Start of DATA EXTRACT

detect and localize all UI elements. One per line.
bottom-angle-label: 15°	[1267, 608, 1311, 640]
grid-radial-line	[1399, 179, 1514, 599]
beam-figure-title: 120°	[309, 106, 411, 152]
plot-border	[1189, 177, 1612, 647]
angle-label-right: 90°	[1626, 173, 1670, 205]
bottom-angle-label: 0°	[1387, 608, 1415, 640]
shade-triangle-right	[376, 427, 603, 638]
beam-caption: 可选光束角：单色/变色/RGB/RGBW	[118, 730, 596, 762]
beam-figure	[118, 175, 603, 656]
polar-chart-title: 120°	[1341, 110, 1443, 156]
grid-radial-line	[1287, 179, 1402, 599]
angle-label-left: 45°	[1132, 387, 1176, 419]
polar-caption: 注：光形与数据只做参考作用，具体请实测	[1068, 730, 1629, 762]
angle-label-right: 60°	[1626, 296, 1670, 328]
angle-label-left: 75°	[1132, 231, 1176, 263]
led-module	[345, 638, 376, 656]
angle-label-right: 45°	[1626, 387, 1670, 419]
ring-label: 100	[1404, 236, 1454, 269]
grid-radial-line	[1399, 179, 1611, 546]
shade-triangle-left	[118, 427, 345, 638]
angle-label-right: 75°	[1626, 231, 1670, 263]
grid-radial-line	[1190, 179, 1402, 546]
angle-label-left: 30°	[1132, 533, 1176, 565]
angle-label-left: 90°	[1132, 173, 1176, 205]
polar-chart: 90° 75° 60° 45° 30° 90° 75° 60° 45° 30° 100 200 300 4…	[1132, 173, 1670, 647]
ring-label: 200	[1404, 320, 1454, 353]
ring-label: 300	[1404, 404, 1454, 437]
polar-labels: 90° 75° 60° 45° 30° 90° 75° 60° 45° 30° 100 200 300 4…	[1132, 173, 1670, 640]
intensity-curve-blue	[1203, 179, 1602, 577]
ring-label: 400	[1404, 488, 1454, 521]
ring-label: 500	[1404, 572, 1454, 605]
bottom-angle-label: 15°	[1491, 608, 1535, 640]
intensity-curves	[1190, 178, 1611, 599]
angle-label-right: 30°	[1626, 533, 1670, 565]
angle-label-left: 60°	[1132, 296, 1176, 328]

End of DATA EXTRACT

=== STATED PROBLEM ===
Reproduce each line of the data above verbatim.

=== WRITTEN SOLUTION ===
detect and localize all UI elements. One per line.
bottom-angle-label: 15°	[1267, 608, 1311, 640]
grid-radial-line	[1399, 179, 1514, 599]
beam-figure-title: 120°	[309, 106, 411, 152]
plot-border	[1189, 177, 1612, 647]
angle-label-right: 90°	[1626, 173, 1670, 205]
bottom-angle-label: 0°	[1387, 608, 1415, 640]
shade-triangle-right	[376, 427, 603, 638]
beam-caption: 可选光束角：单色/变色/RGB/RGBW	[118, 730, 596, 762]
beam-figure	[118, 175, 603, 656]
polar-chart-title: 120°	[1341, 110, 1443, 156]
grid-radial-line	[1287, 179, 1402, 599]
angle-label-left: 45°	[1132, 387, 1176, 419]
polar-caption: 注：光形与数据只做参考作用，具体请实测	[1068, 730, 1629, 762]
angle-label-right: 60°	[1626, 296, 1670, 328]
angle-label-left: 75°	[1132, 231, 1176, 263]
led-module	[345, 638, 376, 656]
angle-label-right: 45°	[1626, 387, 1670, 419]
ring-label: 100	[1404, 236, 1454, 269]
grid-radial-line	[1399, 179, 1611, 546]
shade-triangle-left	[118, 427, 345, 638]
angle-label-right: 75°	[1626, 231, 1670, 263]
grid-radial-line	[1190, 179, 1402, 546]
angle-label-left: 30°	[1132, 533, 1176, 565]
angle-label-left: 90°	[1132, 173, 1176, 205]
polar-chart: 90° 75° 60° 45° 30° 90° 75° 60° 45° 30° 100 200 300 4…	[1132, 173, 1670, 647]
ring-label: 200	[1404, 320, 1454, 353]
ring-label: 300	[1404, 404, 1454, 437]
polar-labels: 90° 75° 60° 45° 30° 90° 75° 60° 45° 30° 100 200 300 4…	[1132, 173, 1670, 640]
intensity-curve-blue	[1203, 179, 1602, 577]
ring-label: 400	[1404, 488, 1454, 521]
ring-label: 500	[1404, 572, 1454, 605]
bottom-angle-label: 15°	[1491, 608, 1535, 640]
intensity-curves	[1190, 178, 1611, 599]
angle-label-right: 30°	[1626, 533, 1670, 565]
angle-label-left: 60°	[1132, 296, 1176, 328]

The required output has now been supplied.